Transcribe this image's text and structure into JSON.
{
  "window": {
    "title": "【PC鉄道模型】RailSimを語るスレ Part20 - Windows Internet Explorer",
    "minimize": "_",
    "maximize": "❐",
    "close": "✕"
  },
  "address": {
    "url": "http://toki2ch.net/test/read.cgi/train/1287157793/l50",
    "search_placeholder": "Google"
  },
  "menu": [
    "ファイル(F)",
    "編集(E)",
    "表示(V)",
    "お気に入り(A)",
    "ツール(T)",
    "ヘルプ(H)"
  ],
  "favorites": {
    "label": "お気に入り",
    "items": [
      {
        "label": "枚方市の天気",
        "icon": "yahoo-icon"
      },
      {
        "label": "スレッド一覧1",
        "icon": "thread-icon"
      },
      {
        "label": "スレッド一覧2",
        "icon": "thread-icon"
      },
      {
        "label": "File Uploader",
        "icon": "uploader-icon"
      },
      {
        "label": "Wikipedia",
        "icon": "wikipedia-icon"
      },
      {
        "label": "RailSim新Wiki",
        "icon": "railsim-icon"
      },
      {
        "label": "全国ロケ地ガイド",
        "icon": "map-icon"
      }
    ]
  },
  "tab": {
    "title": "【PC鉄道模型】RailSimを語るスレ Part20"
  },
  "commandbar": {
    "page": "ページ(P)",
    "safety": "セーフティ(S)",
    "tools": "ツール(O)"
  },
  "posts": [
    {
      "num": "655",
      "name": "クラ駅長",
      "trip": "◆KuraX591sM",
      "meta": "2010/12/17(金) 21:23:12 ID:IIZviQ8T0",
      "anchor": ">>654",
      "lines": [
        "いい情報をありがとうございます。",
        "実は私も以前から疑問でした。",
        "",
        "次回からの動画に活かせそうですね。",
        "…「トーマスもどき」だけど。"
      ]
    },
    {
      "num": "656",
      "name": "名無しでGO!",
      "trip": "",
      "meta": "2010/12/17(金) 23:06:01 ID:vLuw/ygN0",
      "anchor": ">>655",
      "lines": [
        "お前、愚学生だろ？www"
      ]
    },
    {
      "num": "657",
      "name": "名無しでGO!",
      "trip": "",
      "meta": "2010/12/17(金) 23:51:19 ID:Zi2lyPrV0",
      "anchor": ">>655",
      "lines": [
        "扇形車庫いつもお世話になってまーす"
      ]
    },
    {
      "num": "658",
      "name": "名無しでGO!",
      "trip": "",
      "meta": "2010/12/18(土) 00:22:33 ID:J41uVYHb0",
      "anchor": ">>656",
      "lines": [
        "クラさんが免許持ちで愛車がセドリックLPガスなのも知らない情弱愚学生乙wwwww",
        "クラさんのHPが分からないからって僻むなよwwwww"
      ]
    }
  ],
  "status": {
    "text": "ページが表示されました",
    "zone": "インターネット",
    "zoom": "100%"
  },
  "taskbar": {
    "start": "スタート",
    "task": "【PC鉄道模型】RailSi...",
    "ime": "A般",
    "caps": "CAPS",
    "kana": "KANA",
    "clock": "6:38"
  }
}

Set problem –
Please repeat all the records above exactly as they appear.

Written solution –
Transcribe this image's text and structure into JSON.
{
  "window": {
    "title": "【PC鉄道模型】RailSimを語るスレ Part20 - Windows Internet Explorer",
    "minimize": "_",
    "maximize": "❐",
    "close": "✕"
  },
  "address": {
    "url": "http://toki2ch.net/test/read.cgi/train/1287157793/l50",
    "search_placeholder": "Google"
  },
  "menu": [
    "ファイル(F)",
    "編集(E)",
    "表示(V)",
    "お気に入り(A)",
    "ツール(T)",
    "ヘルプ(H)"
  ],
  "favorites": {
    "label": "お気に入り",
    "items": [
      {
        "label": "枚方市の天気",
        "icon": "yahoo-icon"
      },
      {
        "label": "スレッド一覧1",
        "icon": "thread-icon"
      },
      {
        "label": "スレッド一覧2",
        "icon": "thread-icon"
      },
      {
        "label": "File Uploader",
        "icon": "uploader-icon"
      },
      {
        "label": "Wikipedia",
        "icon": "wikipedia-icon"
      },
      {
        "label": "RailSim新Wiki",
        "icon": "railsim-icon"
      },
      {
        "label": "全国ロケ地ガイド",
        "icon": "map-icon"
      }
    ]
  },
  "tab": {
    "title": "【PC鉄道模型】RailSimを語るスレ Part20"
  },
  "commandbar": {
    "page": "ページ(P)",
    "safety": "セーフティ(S)",
    "tools": "ツール(O)"
  },
  "posts": [
    {
      "num": "655",
      "name": "クラ駅長",
      "trip": "◆KuraX591sM",
      "meta": "2010/12/17(金) 21:23:12 ID:IIZviQ8T0",
      "anchor": ">>654",
      "lines": [
        "いい情報をありがとうございます。",
        "実は私も以前から疑問でした。",
        "",
        "次回からの動画に活かせそうですね。",
        "…「トーマスもどき」だけど。"
      ]
    },
    {
      "num": "656",
      "name": "名無しでGO!",
      "trip": "",
      "meta": "2010/12/17(金) 23:06:01 ID:vLuw/ygN0",
      "anchor": ">>655",
      "lines": [
        "お前、愚学生だろ？www"
      ]
    },
    {
      "num": "657",
      "name": "名無しでGO!",
      "trip": "",
      "meta": "2010/12/17(金) 23:51:19 ID:Zi2lyPrV0",
      "anchor": ">>655",
      "lines": [
        "扇形車庫いつもお世話になってまーす"
      ]
    },
    {
      "num": "658",
      "name": "名無しでGO!",
      "trip": "",
      "meta": "2010/12/18(土) 00:22:33 ID:J41uVYHb0",
      "anchor": ">>656",
      "lines": [
        "クラさんが免許持ちで愛車がセドリックLPガスなのも知らない情弱愚学生乙wwwww",
        "クラさんのHPが分からないからって僻むなよwwwww"
      ]
    }
  ],
  "status": {
    "text": "ページが表示されました",
    "zone": "インターネット",
    "zoom": "100%"
  },
  "taskbar": {
    "start": "スタート",
    "task": "【PC鉄道模型】RailSi...",
    "ime": "A般",
    "caps": "CAPS",
    "kana": "KANA",
    "clock": "6:38"
  }
}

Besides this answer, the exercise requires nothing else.